**Work required:** Across the entries, how many lines have the string "icon" in them? Reply with only a number.

──────── Input material

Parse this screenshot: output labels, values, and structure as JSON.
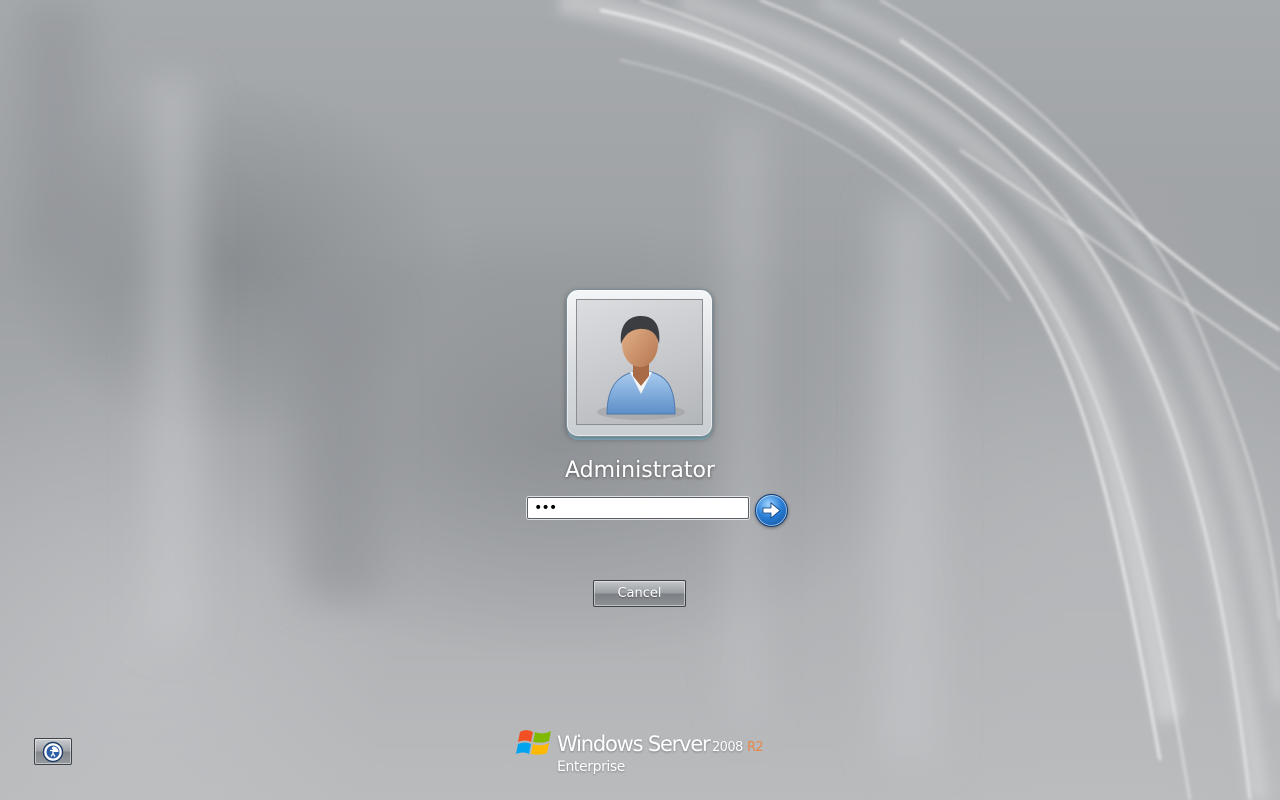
{
  "user": {
    "name": "Administrator",
    "avatar_icon": "user-avatar-icon"
  },
  "password": {
    "masked_value": "•••",
    "type": "password"
  },
  "submit": {
    "icon": "arrow-right-icon"
  },
  "cancel": {
    "label": "Cancel"
  },
  "ease_of_access": {
    "icon": "ease-of-access-icon"
  },
  "branding": {
    "logo_icon": "windows-flag-icon",
    "product_name": "Windows Server",
    "version": "2008",
    "release": "R2",
    "edition": "Enterprise"
  },
  "colors": {
    "background": "#a7aaad",
    "accent_blue": "#2a7fd6",
    "r2_orange": "#e8874a",
    "text": "#ffffff"
  }
}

────────────────

**Result for this exercise:** 4